**Set task**
Skip the pictures. Copy all the rest of the records down exactly.

**Exercise data**
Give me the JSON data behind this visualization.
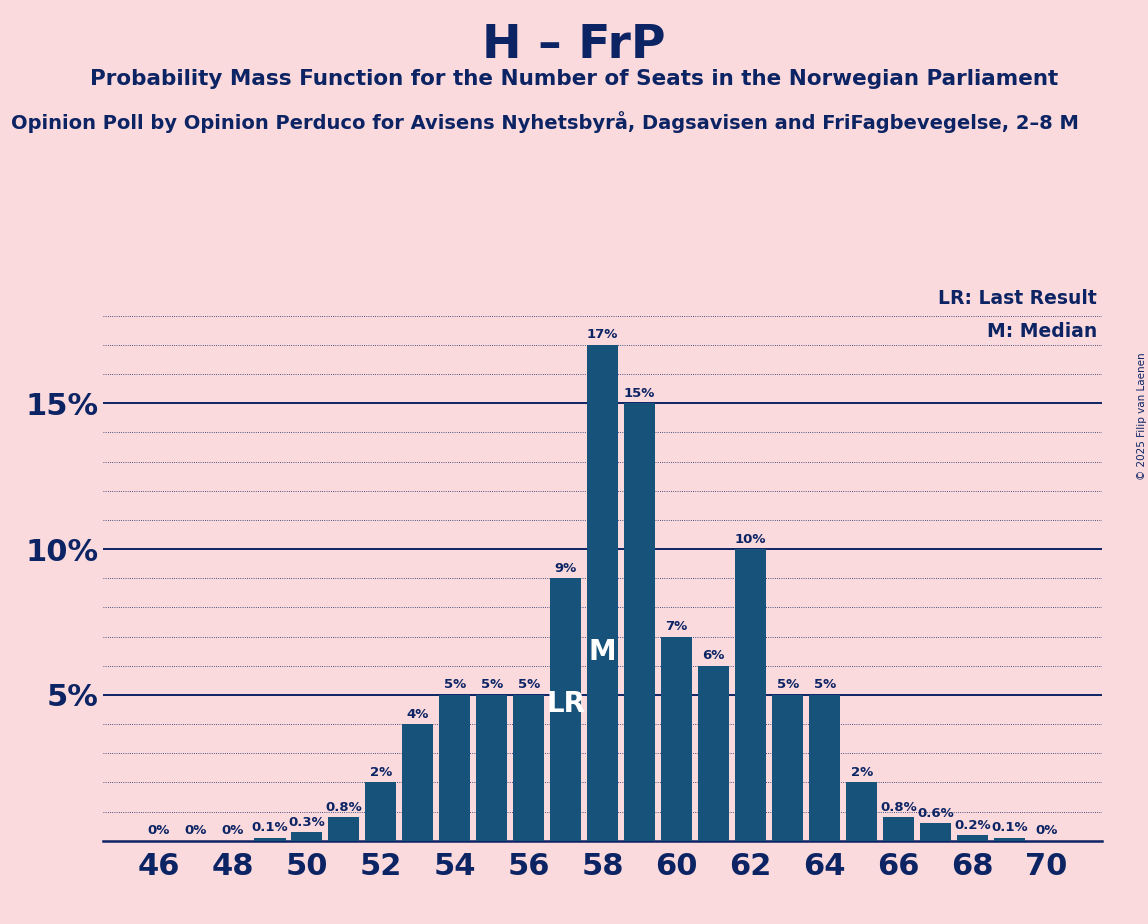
{
  "title": "H – FrP",
  "subtitle": "Probability Mass Function for the Number of Seats in the Norwegian Parliament",
  "sub2": "Opinion Poll by Opinion Perduco for Avisens Nyhetsbyrå, Dagsavisen and FriFagbevegelse, 2–8 M",
  "copyright": "© 2025 Filip van Laenen",
  "seats": [
    46,
    47,
    48,
    49,
    50,
    51,
    52,
    53,
    54,
    55,
    56,
    57,
    58,
    59,
    60,
    61,
    62,
    63,
    64,
    65,
    66,
    67,
    68,
    69,
    70
  ],
  "values": [
    0.0,
    0.0,
    0.0,
    0.1,
    0.3,
    0.8,
    2.0,
    4.0,
    5.0,
    5.0,
    5.0,
    9.0,
    17.0,
    15.0,
    7.0,
    6.0,
    10.0,
    5.0,
    5.0,
    2.0,
    0.8,
    0.6,
    0.2,
    0.1,
    0.0
  ],
  "bar_color": "#17527a",
  "bg_color": "#fadadd",
  "text_color": "#0d2464",
  "lr_seat": 57,
  "median_seat": 58,
  "legend_lr": "LR: Last Result",
  "legend_m": "M: Median",
  "bar_labels": [
    "0%",
    "0%",
    "0%",
    "0.1%",
    "0.3%",
    "0.8%",
    "2%",
    "4%",
    "5%",
    "5%",
    "5%",
    "9%",
    "17%",
    "15%",
    "7%",
    "6%",
    "10%",
    "5%",
    "5%",
    "2%",
    "0.8%",
    "0.6%",
    "0.2%",
    "0.1%",
    "0%"
  ],
  "xtick_seats": [
    46,
    48,
    50,
    52,
    54,
    56,
    58,
    60,
    62,
    64,
    66,
    68,
    70
  ],
  "ytick_vals": [
    5,
    10,
    15
  ],
  "ytick_labels": [
    "5%",
    "10%",
    "15%"
  ],
  "solid_hlines": [
    5,
    10,
    15
  ],
  "dotted_hlines": [
    1,
    2,
    3,
    4,
    6,
    7,
    8,
    9,
    11,
    12,
    13,
    14,
    16,
    17,
    18
  ],
  "ylim": [
    0,
    19.0
  ],
  "xlim": [
    44.5,
    71.5
  ]
}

**Result of this task**
Give me the JSON data behind this visualization.
{
  "title": "H – FrP",
  "subtitle": "Probability Mass Function for the Number of Seats in the Norwegian Parliament",
  "sub2": "Opinion Poll by Opinion Perduco for Avisens Nyhetsbyrå, Dagsavisen and FriFagbevegelse, 2–8 M",
  "copyright": "© 2025 Filip van Laenen",
  "seats": [
    46,
    47,
    48,
    49,
    50,
    51,
    52,
    53,
    54,
    55,
    56,
    57,
    58,
    59,
    60,
    61,
    62,
    63,
    64,
    65,
    66,
    67,
    68,
    69,
    70
  ],
  "values": [
    0.0,
    0.0,
    0.0,
    0.1,
    0.3,
    0.8,
    2.0,
    4.0,
    5.0,
    5.0,
    5.0,
    9.0,
    17.0,
    15.0,
    7.0,
    6.0,
    10.0,
    5.0,
    5.0,
    2.0,
    0.8,
    0.6,
    0.2,
    0.1,
    0.0
  ],
  "bar_color": "#17527a",
  "bg_color": "#fadadd",
  "text_color": "#0d2464",
  "lr_seat": 57,
  "median_seat": 58,
  "legend_lr": "LR: Last Result",
  "legend_m": "M: Median",
  "bar_labels": [
    "0%",
    "0%",
    "0%",
    "0.1%",
    "0.3%",
    "0.8%",
    "2%",
    "4%",
    "5%",
    "5%",
    "5%",
    "9%",
    "17%",
    "15%",
    "7%",
    "6%",
    "10%",
    "5%",
    "5%",
    "2%",
    "0.8%",
    "0.6%",
    "0.2%",
    "0.1%",
    "0%"
  ],
  "xtick_seats": [
    46,
    48,
    50,
    52,
    54,
    56,
    58,
    60,
    62,
    64,
    66,
    68,
    70
  ],
  "ytick_vals": [
    5,
    10,
    15
  ],
  "ytick_labels": [
    "5%",
    "10%",
    "15%"
  ],
  "solid_hlines": [
    5,
    10,
    15
  ],
  "dotted_hlines": [
    1,
    2,
    3,
    4,
    6,
    7,
    8,
    9,
    11,
    12,
    13,
    14,
    16,
    17,
    18
  ],
  "ylim": [
    0,
    19.0
  ],
  "xlim": [
    44.5,
    71.5
  ]
}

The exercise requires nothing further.